[Data records]
%%
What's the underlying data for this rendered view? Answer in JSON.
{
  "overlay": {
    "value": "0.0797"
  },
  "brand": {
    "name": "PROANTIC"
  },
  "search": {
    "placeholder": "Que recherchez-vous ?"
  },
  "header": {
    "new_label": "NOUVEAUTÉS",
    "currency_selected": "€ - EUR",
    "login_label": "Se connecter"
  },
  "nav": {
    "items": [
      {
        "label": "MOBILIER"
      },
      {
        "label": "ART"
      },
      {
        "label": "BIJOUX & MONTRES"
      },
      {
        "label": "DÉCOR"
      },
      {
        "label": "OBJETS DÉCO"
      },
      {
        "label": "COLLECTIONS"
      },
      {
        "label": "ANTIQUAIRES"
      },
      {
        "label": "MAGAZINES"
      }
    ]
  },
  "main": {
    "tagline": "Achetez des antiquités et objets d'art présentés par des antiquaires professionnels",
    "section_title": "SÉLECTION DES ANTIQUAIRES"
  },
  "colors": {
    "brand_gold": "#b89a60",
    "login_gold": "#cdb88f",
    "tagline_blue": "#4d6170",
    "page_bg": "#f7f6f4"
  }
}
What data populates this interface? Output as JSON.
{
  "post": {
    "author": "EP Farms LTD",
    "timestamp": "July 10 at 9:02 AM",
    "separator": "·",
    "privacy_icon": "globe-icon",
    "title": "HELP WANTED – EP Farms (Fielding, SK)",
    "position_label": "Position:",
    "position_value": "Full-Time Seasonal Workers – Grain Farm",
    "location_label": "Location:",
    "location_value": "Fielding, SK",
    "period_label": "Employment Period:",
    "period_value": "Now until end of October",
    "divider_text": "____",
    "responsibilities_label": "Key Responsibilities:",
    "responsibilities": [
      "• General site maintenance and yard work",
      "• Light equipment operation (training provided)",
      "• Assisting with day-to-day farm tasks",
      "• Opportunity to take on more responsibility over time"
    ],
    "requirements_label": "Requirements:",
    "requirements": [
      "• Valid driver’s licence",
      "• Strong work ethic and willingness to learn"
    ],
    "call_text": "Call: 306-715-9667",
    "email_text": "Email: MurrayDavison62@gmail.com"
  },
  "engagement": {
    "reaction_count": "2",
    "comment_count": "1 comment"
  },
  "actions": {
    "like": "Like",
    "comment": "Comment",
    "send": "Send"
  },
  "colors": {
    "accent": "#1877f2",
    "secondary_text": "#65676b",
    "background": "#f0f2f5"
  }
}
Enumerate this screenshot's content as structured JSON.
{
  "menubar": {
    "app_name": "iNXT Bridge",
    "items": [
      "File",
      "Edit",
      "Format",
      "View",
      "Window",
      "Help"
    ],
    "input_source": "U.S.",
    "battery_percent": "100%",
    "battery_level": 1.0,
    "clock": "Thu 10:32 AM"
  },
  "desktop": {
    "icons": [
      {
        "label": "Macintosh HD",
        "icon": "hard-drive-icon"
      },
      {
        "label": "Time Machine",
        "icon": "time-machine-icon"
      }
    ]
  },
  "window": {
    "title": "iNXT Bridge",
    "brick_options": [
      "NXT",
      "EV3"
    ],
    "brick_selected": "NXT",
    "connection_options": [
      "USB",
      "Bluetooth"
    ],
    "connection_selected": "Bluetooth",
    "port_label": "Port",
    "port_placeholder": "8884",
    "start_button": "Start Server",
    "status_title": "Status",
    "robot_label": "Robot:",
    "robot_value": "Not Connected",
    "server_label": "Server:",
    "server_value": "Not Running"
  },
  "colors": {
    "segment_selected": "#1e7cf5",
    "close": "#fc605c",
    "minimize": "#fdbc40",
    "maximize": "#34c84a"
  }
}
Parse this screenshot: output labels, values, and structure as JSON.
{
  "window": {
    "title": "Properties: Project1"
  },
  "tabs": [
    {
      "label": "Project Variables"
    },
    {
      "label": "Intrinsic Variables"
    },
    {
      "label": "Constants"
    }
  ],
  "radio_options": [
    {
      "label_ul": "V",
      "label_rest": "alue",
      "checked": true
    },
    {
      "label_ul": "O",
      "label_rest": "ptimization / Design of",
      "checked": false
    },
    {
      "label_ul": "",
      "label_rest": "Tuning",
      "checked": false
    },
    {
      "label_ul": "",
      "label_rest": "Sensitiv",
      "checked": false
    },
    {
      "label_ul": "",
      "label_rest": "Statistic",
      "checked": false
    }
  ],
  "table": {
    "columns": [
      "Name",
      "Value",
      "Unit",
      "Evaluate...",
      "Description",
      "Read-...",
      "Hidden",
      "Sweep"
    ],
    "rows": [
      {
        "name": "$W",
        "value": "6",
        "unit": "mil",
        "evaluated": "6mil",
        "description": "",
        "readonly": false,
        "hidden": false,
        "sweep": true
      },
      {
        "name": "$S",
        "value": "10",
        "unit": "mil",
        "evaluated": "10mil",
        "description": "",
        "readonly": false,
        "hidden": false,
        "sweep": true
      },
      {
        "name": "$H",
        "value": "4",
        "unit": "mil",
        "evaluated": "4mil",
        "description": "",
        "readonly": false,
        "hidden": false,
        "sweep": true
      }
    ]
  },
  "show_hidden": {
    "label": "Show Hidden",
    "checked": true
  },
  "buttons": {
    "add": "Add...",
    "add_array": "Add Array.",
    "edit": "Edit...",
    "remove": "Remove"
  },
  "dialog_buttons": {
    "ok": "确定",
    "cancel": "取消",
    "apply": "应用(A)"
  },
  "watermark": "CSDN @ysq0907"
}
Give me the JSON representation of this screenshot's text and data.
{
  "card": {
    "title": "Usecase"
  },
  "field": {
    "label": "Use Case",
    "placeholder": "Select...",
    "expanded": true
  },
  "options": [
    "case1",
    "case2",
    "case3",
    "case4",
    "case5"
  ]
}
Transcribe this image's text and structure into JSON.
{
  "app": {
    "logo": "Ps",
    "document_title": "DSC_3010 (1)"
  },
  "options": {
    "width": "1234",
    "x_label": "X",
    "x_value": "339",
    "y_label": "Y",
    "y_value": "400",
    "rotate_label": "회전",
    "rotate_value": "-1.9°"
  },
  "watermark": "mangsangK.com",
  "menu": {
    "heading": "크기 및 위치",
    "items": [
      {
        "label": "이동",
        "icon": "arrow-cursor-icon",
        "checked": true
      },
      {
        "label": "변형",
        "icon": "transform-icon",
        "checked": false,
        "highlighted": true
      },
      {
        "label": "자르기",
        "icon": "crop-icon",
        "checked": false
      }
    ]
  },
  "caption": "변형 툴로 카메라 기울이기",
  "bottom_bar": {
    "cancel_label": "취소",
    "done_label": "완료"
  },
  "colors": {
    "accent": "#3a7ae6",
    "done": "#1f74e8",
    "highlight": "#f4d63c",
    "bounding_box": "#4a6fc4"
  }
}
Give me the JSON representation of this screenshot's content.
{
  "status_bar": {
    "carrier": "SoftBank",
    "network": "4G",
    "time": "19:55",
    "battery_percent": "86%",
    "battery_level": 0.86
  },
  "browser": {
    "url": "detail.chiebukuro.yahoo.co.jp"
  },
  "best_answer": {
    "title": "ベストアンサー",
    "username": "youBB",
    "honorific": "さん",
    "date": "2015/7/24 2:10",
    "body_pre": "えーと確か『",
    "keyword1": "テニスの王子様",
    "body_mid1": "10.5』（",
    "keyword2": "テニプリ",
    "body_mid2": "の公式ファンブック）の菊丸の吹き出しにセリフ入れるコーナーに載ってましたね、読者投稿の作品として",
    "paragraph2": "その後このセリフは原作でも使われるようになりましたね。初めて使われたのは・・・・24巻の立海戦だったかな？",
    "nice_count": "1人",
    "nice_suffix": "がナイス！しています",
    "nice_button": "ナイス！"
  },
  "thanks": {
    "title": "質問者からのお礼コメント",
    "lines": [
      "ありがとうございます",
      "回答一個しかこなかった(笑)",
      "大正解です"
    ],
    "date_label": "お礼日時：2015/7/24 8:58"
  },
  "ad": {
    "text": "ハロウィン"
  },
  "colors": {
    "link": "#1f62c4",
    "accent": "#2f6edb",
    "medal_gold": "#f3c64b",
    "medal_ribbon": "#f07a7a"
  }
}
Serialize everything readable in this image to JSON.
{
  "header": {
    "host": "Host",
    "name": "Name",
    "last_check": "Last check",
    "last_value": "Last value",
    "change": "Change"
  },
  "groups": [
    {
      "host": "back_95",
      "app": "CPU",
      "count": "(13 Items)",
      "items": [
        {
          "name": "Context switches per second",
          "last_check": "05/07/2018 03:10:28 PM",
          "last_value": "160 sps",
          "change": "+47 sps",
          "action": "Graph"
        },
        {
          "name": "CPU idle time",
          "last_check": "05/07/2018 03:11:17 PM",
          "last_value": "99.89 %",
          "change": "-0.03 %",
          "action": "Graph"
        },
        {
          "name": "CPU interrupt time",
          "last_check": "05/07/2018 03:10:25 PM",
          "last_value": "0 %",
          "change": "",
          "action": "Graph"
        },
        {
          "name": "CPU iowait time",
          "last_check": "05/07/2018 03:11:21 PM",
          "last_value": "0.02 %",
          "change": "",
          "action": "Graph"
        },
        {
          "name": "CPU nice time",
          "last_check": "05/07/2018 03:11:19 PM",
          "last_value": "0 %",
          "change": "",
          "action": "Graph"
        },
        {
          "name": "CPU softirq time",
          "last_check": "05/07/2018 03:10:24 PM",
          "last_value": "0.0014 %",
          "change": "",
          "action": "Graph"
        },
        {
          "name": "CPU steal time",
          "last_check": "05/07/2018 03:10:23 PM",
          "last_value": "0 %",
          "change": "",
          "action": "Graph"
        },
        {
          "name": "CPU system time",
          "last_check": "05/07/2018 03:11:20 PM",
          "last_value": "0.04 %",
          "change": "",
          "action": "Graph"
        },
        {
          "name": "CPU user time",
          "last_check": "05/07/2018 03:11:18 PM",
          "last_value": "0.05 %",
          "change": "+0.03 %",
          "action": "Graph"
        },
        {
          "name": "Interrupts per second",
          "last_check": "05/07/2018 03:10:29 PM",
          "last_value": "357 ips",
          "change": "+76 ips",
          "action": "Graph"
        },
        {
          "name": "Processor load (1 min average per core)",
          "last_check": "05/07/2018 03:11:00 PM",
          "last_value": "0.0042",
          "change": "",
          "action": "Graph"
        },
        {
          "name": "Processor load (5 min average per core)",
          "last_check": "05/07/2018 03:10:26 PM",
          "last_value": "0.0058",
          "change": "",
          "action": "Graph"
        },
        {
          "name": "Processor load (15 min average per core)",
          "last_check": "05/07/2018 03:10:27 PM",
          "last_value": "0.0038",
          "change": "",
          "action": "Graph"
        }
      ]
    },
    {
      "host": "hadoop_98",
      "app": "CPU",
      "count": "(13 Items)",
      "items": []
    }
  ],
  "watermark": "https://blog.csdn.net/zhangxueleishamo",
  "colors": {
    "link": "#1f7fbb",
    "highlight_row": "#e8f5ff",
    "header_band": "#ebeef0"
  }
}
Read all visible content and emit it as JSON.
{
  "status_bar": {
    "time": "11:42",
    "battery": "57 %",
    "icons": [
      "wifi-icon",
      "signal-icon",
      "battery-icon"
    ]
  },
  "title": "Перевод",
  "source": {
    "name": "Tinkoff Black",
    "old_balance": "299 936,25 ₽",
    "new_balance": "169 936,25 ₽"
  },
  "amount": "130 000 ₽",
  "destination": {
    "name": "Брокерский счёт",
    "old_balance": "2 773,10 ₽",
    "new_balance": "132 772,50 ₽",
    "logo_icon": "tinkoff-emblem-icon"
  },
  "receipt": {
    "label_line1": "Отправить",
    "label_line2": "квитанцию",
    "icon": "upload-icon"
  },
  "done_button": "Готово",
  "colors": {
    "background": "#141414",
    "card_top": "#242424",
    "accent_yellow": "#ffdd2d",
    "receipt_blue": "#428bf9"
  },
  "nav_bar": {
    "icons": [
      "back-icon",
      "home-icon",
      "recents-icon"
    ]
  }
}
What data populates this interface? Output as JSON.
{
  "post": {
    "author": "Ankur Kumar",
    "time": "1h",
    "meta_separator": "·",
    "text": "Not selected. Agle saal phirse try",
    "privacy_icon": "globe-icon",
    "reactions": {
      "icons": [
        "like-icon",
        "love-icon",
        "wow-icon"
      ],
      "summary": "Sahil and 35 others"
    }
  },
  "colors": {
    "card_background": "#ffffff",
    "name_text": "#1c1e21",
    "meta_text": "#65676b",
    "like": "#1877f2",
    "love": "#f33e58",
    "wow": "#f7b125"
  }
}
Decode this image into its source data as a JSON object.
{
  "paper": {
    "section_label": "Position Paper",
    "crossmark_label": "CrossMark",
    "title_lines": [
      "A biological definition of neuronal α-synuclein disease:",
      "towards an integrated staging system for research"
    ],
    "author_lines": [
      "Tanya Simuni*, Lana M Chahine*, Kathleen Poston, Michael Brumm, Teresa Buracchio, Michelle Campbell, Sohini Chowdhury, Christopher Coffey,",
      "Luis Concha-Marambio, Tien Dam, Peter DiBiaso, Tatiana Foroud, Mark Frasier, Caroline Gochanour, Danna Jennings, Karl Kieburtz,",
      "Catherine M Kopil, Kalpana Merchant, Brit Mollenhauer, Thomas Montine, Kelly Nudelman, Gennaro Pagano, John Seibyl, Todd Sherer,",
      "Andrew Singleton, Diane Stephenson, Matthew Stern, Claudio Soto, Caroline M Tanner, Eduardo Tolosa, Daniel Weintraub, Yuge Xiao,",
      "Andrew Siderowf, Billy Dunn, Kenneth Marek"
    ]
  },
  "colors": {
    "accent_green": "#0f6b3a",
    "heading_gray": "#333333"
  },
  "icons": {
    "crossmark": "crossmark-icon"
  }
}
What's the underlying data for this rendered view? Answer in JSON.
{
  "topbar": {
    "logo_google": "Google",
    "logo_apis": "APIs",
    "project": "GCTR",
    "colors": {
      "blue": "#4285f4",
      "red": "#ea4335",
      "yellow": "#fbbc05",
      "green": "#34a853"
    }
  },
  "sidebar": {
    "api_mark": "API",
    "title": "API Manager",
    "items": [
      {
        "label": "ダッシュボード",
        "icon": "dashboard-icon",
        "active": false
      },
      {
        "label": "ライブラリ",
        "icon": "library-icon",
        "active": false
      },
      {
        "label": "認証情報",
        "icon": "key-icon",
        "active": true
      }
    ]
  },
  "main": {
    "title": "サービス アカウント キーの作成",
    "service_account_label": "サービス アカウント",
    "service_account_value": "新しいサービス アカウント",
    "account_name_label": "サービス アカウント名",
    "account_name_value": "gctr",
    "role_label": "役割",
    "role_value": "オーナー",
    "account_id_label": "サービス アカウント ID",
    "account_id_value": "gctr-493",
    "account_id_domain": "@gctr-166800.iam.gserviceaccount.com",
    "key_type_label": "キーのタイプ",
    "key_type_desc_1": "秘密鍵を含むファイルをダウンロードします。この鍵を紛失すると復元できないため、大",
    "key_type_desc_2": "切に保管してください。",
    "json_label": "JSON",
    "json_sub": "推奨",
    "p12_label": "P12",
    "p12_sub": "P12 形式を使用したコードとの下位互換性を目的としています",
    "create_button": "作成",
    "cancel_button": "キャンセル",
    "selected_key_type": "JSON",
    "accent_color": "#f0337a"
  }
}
%%
Search the entries for the string "image" and collect each line that has it.

▶ ANSWER TO THE TASK
Transcribe this image's text and structure into JSON.
Serialize everything readable in this image to JSON.
Decode this image into its source data as a JSON object.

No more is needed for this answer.